## Page extract

In an unanimous opinion today, the United States Court of Appeals for
the Fourth Circuit held that the Commonwealth of Virginia has no
standing to sue to block the Affordable Care Act. The decision in effect
vacates Judge Hudson's decision last December striking down the
individual mandate as unconstitutional.

"Standing" is the doctrine under Article III of the U.S. Constitution
which limits the jurisdiction of federal courts to actual "cases or
controversies." In practice, this means that a plaintiff must
demonstrate that (1) it has suffered an injury in fact; (2) caused
somehow by the conduct complained of; and (3) a favorable judicial
ruling will likely redress that injury. Virginia attempted in effect to
create that injury by passing a law the day after the ACA was signed,
the Virginia Health Care Freedom Act (VHFCA), stating that "no resident
of this Commonwealth . . . shall be required to obtain or maintain a
policy of individual insurance coverage.”

But that, writes Judge Diane Gribbon Motz for the panel, was not enough
for Virginia to claim any injury here. See, states can't sue on behalf
of their citizens to protect them from the federal government, and this
statute was nothing more than a "smokescreen" to attempt to do so. This,
gang, is Federal Supremacy 101:

Contrary to Virginia’s arguments, the mere existence of a state law
like the VHCFA does not license a state to mount a judicial challenge to
any federal statute with which the state law assertedly conflicts.

## Material
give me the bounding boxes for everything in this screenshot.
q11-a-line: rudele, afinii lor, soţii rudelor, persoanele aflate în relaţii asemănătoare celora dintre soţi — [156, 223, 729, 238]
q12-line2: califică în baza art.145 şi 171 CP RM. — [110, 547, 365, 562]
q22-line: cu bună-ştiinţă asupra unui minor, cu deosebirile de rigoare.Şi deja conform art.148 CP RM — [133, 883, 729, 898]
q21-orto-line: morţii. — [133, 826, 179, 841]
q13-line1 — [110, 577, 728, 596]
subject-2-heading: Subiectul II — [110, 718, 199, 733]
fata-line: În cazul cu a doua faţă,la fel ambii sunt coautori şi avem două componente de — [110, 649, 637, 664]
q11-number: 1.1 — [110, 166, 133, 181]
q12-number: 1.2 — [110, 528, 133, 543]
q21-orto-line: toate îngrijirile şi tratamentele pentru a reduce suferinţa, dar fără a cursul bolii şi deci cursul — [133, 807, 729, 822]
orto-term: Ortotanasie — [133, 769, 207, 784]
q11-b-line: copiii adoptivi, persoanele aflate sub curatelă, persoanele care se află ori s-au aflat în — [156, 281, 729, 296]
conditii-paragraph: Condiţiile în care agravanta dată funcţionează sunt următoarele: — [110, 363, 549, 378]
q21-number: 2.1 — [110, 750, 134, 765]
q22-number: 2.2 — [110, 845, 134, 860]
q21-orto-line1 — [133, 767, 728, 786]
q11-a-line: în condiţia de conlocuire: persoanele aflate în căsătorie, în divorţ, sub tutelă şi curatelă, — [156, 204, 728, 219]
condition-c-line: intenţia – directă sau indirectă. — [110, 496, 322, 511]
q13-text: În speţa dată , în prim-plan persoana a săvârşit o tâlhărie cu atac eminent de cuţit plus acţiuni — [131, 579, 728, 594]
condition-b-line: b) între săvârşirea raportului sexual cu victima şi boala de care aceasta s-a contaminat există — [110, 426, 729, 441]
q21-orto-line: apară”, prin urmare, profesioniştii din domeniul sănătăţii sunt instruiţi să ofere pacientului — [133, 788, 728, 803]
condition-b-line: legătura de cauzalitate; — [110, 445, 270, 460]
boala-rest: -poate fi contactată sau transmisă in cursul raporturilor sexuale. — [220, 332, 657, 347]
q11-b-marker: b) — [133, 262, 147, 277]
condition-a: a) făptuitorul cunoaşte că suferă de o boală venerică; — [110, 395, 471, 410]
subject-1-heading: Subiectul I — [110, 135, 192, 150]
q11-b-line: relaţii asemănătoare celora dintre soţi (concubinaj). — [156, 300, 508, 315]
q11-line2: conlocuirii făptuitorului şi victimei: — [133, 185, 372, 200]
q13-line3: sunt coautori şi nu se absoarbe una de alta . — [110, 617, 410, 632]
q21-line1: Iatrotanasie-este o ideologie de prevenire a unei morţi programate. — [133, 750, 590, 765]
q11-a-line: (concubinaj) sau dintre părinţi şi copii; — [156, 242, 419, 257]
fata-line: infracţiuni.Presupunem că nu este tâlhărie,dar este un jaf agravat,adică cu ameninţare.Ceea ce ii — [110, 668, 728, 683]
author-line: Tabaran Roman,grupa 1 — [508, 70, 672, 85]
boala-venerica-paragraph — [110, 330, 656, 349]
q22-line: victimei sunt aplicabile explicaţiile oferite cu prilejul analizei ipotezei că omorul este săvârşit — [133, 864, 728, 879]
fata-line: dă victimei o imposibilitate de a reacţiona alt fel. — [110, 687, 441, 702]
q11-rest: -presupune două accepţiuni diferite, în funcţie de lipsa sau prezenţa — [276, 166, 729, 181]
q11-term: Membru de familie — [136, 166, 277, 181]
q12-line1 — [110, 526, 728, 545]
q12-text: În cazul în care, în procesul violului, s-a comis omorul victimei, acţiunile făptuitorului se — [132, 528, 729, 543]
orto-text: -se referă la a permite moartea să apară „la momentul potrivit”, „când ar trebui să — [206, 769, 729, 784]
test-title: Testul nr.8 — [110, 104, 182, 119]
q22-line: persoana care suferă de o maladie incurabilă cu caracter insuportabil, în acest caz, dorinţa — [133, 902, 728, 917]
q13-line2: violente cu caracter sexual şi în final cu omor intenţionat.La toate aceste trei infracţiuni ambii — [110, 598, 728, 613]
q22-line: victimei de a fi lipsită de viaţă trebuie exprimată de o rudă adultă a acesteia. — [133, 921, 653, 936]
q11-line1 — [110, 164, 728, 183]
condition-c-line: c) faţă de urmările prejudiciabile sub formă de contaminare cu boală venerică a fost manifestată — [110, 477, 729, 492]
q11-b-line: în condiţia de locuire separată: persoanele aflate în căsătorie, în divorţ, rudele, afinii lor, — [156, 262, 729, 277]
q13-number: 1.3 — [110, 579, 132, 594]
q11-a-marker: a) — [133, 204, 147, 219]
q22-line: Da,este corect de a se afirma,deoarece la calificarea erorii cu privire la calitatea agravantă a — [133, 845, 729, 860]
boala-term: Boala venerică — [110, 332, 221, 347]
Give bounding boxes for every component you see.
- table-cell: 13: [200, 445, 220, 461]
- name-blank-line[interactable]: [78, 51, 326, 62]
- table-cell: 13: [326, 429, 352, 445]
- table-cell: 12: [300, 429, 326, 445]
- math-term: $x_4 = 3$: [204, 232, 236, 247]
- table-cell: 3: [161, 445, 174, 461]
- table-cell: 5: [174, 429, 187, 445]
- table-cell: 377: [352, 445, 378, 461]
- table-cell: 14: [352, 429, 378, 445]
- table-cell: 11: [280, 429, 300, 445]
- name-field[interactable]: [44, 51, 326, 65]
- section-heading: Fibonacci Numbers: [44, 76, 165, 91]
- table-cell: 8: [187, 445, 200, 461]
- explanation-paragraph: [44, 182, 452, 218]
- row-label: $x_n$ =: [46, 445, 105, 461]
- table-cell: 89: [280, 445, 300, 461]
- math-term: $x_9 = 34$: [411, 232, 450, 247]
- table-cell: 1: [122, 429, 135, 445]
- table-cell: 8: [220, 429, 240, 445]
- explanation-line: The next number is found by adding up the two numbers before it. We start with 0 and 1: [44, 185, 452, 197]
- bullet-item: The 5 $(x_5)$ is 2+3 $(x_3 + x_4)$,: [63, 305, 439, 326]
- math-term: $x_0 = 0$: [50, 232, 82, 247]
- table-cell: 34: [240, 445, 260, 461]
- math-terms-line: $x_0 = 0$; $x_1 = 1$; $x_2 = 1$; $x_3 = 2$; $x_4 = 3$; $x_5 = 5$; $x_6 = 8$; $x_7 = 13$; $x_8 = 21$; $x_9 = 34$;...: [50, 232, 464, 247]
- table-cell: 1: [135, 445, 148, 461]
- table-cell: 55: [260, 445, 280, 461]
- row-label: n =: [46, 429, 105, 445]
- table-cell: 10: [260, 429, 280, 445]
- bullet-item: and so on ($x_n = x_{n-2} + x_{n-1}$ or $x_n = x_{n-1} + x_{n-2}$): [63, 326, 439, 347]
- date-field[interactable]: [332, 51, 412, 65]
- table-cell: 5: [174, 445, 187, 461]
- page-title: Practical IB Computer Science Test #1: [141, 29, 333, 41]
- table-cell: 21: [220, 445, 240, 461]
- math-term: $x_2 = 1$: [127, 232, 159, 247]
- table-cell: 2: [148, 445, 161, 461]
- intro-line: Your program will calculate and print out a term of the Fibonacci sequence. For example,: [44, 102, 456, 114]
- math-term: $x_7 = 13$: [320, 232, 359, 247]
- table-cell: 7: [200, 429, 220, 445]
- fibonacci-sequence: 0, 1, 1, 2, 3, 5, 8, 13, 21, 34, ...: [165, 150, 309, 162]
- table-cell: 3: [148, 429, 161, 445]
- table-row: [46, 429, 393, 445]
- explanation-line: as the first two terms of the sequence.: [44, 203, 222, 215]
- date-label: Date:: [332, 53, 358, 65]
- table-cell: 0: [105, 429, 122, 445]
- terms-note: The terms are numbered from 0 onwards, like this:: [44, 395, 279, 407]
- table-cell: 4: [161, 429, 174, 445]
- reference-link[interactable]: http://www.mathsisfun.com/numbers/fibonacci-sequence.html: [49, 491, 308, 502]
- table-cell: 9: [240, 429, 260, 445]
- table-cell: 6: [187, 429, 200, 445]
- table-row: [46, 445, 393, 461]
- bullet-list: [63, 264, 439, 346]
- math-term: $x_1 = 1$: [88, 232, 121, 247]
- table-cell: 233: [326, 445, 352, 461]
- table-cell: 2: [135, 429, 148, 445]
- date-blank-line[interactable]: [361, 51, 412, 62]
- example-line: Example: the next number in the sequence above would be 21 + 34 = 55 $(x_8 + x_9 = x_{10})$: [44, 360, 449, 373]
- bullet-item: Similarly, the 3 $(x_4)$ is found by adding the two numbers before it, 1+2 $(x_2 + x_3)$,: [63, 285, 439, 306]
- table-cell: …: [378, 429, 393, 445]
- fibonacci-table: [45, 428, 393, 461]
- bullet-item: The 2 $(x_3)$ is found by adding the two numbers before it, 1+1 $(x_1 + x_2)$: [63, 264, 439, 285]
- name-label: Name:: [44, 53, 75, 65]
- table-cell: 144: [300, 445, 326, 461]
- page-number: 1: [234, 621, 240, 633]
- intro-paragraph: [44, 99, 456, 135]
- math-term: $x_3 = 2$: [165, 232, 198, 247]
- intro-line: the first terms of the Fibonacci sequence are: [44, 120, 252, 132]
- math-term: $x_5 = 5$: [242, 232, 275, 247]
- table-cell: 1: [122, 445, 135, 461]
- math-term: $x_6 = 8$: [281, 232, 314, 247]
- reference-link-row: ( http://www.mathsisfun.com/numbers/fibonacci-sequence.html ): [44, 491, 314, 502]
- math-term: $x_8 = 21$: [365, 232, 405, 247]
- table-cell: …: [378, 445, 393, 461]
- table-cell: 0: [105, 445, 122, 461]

## Complete the following
(1) For each statement about the passage on the Fourth Circuit ruling, say yes or no and quote the words of the passage that decide it: (a) The Fourth Circuit panel was divided in its opinion. (b) Virginia passed its health care law the day after the ACA was signed. (c) Judge Hudson's decision last December upheld the individual mandate.
(2) Carry the passage on the Fourth Circuit ruling further, starting after its last sentence.
The records were drawn from a separate source.

## The responses
(1)
(a) No: "In an unanimous opinion today"
(b) Yes: "by passing a law the day after the ACA was signed"
(c) No: "striking down the individual mandate as unconstitutional"

(2)
Rather, only when a federal law interferes with a state’s exercise of
its sovereign “power to create and enforce a legal code” does it inflict
on the state the requisite injury-in-fact....

[T]he VHCFA regulates nothing and provides for the administration
of no state program. Instead, it simply purports to immunize Virginia
citizens from federal law. In doing so, the VHCFA reflects no exercise
of “sovereign power,” for Virginia lacks the sovereign authority to
nullify federal law....

Moreover, the individual mandate does not affect Virginia’s ability
to enforce the VHCFA. Rather, the Constitution itself withholds from
Virginia the power to enforce the VHCFA against the federal government.
Given this fact, the VHCFA merely declares, without legal effect, that
the federal government cannot apply insurance mandates to Virginia’s
citizens. This non-binding declaration does not create any genuine
conflict with the individual mandate, and thus creates no sovereign
interest capable of producing injury-in-fact.

Judge Motz's opinion explains the dangers of Virginia's approach:

To permit a state to litigate whenever it enacts a statute
declaring its opposition to federal law, as Virginia has in the VHCFA,
would convert the federal judiciary into a “forum” for the vindication
of a state’s “generalized grievances about the conduct of government.”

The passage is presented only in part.